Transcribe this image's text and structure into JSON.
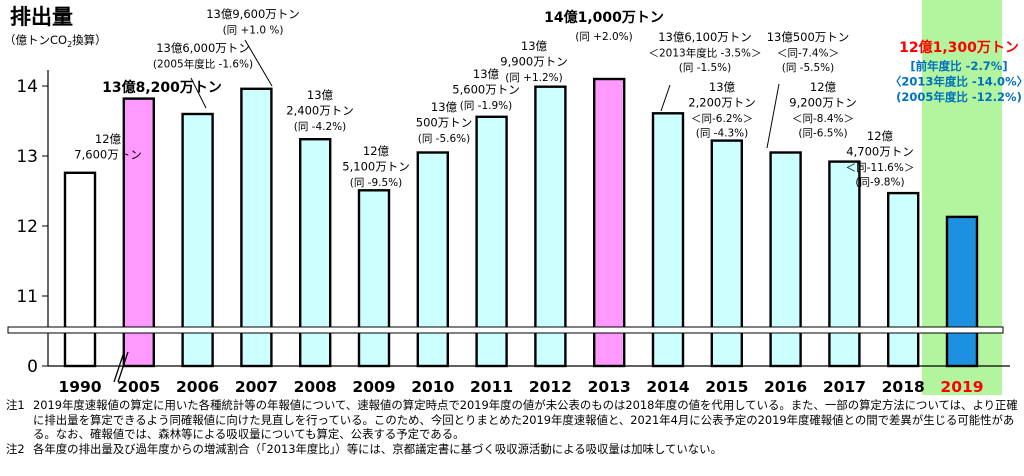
{
  "chart_data": {
    "type": "bar",
    "ytitle": "排出量",
    "yunit_prefix": "（億トンCO",
    "yunit_sub": "2",
    "yunit_suffix": "換算）",
    "yticks": [
      0,
      11,
      12,
      13,
      14
    ],
    "ylim": [
      0,
      14.5
    ],
    "categories": [
      "1990",
      "2005",
      "2006",
      "2007",
      "2008",
      "2009",
      "2010",
      "2011",
      "2012",
      "2013",
      "2014",
      "2015",
      "2016",
      "2017",
      "2018",
      "2019"
    ],
    "values": [
      12.76,
      13.82,
      13.6,
      13.96,
      13.24,
      12.51,
      13.05,
      13.56,
      13.99,
      14.1,
      13.61,
      13.22,
      13.05,
      12.92,
      12.47,
      12.13
    ],
    "bar_styles": [
      "white",
      "pink",
      "cyan",
      "cyan",
      "cyan",
      "cyan",
      "cyan",
      "cyan",
      "cyan",
      "pink",
      "cyan",
      "cyan",
      "cyan",
      "cyan",
      "cyan",
      "blue"
    ],
    "colors": {
      "cyan": "#ccffff",
      "pink": "#ff99ff",
      "white": "#ffffff",
      "blue": "#1e90e0",
      "highlight": "#b3f59e",
      "red": "#ff0000",
      "blue_text": "#0070c0"
    },
    "labels": [
      [
        "12億",
        "7,600万トン"
      ],
      [
        "13億8,200万トン"
      ],
      [
        "13億6,000万トン",
        "(2005年度比 -1.6%)"
      ],
      [
        "13億9,600万トン",
        "(同 +1.0 %)"
      ],
      [
        "13億",
        "2,400万トン",
        "(同 -4.2%)"
      ],
      [
        "12億",
        "5,100万トン",
        "(同 -9.5%)"
      ],
      [
        "13億",
        "500万トン",
        "(同 -5.6%)"
      ],
      [
        "13億",
        "5,600万トン",
        "(同 -1.9%)"
      ],
      [
        "13億",
        "9,900万トン",
        "(同 +1.2%)"
      ],
      [
        "14億1,000万トン",
        "(同 +2.0%)"
      ],
      [
        "13億6,100万トン",
        "＜2013年度比 -3.5%＞",
        "(同 -1.5%)"
      ],
      [
        "13億",
        "2,200万トン",
        "＜同-6.2%＞",
        "(同 -4.3%)"
      ],
      [
        "13億500万トン",
        "＜同-7.4%＞",
        "(同 -5.5%)"
      ],
      [
        "12億",
        "9,200万トン",
        "＜同-8.4%＞",
        "(同-6.5%)"
      ],
      [
        "12億",
        "4,700万トン",
        "＜同-11.6%＞",
        "(同-9.8%)"
      ],
      [
        "12億1,300万トン",
        "[前年度比 -2.7%]",
        "〈2013年度比 -14.0%〉",
        "(2005年度比 -12.2%)"
      ]
    ]
  },
  "notes": [
    {
      "label": "注1",
      "text": "2019年度速報値の算定に用いた各種統計等の年報値について、速報値の算定時点で2019年度の値が未公表のものは2018年度の値を代用している。また、一部の算定方法については、より正確に排出量を算定できるよう同確報値に向けた見直しを行っている。このため、今回とりまとめた2019年度速報値と、2021年4月に公表予定の2019年度確報値との間で差異が生じる可能性がある。なお、確報値では、森林等による吸収量についても算定、公表する予定である。"
    },
    {
      "label": "注2",
      "text": "各年度の排出量及び過年度からの増減割合（「2013年度比」）等には、京都議定書に基づく吸収源活動による吸収量は加味していない。"
    }
  ]
}
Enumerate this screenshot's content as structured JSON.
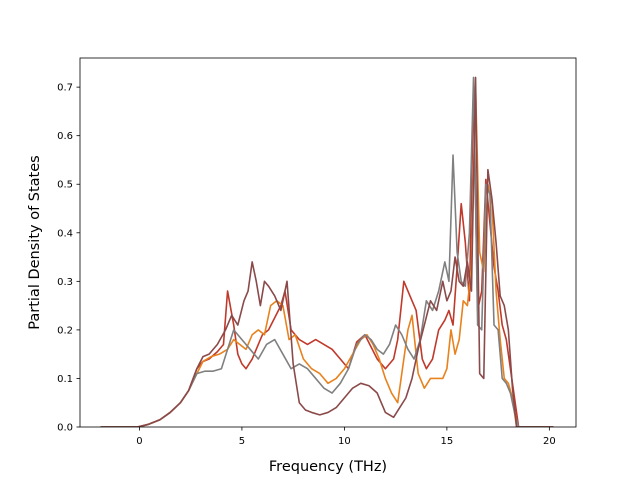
● ● ● ● ●
## [Challenge]
Output the data above without changes, apart from leaving out the pictures.

## [Solution below]
Transcribe this image's text and structure into JSON.
{
  "chart_data": {
    "type": "bar",
    "ytitle": "排出量",
    "yunit_prefix": "（億トンCO",
    "yunit_sub": "2",
    "yunit_suffix": "換算）",
    "yticks": [
      0,
      11,
      12,
      13,
      14
    ],
    "ylim": [
      0,
      14.5
    ],
    "categories": [
      "1990",
      "2005",
      "2006",
      "2007",
      "2008",
      "2009",
      "2010",
      "2011",
      "2012",
      "2013",
      "2014",
      "2015",
      "2016",
      "2017",
      "2018",
      "2019"
    ],
    "values": [
      12.76,
      13.82,
      13.6,
      13.96,
      13.24,
      12.51,
      13.05,
      13.56,
      13.99,
      14.1,
      13.61,
      13.22,
      13.05,
      12.92,
      12.47,
      12.13
    ],
    "bar_styles": [
      "white",
      "pink",
      "cyan",
      "cyan",
      "cyan",
      "cyan",
      "cyan",
      "cyan",
      "cyan",
      "pink",
      "cyan",
      "cyan",
      "cyan",
      "cyan",
      "cyan",
      "blue"
    ],
    "colors": {
      "cyan": "#ccffff",
      "pink": "#ff99ff",
      "white": "#ffffff",
      "blue": "#1e90e0",
      "highlight": "#b3f59e",
      "red": "#ff0000",
      "blue_text": "#0070c0"
    },
    "labels": [
      [
        "12億",
        "7,600万トン"
      ],
      [
        "13億8,200万トン"
      ],
      [
        "13億6,000万トン",
        "(2005年度比 -1.6%)"
      ],
      [
        "13億9,600万トン",
        "(同 +1.0 %)"
      ],
      [
        "13億",
        "2,400万トン",
        "(同 -4.2%)"
      ],
      [
        "12億",
        "5,100万トン",
        "(同 -9.5%)"
      ],
      [
        "13億",
        "500万トン",
        "(同 -5.6%)"
      ],
      [
        "13億",
        "5,600万トン",
        "(同 -1.9%)"
      ],
      [
        "13億",
        "9,900万トン",
        "(同 +1.2%)"
      ],
      [
        "14億1,000万トン",
        "(同 +2.0%)"
      ],
      [
        "13億6,100万トン",
        "＜2013年度比 -3.5%＞",
        "(同 -1.5%)"
      ],
      [
        "13億",
        "2,200万トン",
        "＜同-6.2%＞",
        "(同 -4.3%)"
      ],
      [
        "13億500万トン",
        "＜同-7.4%＞",
        "(同 -5.5%)"
      ],
      [
        "12億",
        "9,200万トン",
        "＜同-8.4%＞",
        "(同-6.5%)"
      ],
      [
        "12億",
        "4,700万トン",
        "＜同-11.6%＞",
        "(同-9.8%)"
      ],
      [
        "12億1,300万トン",
        "[前年度比 -2.7%]",
        "〈2013年度比 -14.0%〉",
        "(2005年度比 -12.2%)"
      ]
    ]
  },
  "notes": [
    {
      "label": "注1",
      "text": "2019年度速報値の算定に用いた各種統計等の年報値について、速報値の算定時点で2019年度の値が未公表のものは2018年度の値を代用している。また、一部の算定方法については、より正確に排出量を算定できるよう同確報値に向けた見直しを行っている。このため、今回とりまとめた2019年度速報値と、2021年4月に公表予定の2019年度確報値との間で差異が生じる可能性がある。なお、確報値では、森林等による吸収量についても算定、公表する予定である。"
    },
    {
      "label": "注2",
      "text": "各年度の排出量及び過年度からの増減割合（「2013年度比」）等には、京都議定書に基づく吸収源活動による吸収量は加味していない。"
    }
  ]
}
Enumerate this screenshot's content as structured JSON.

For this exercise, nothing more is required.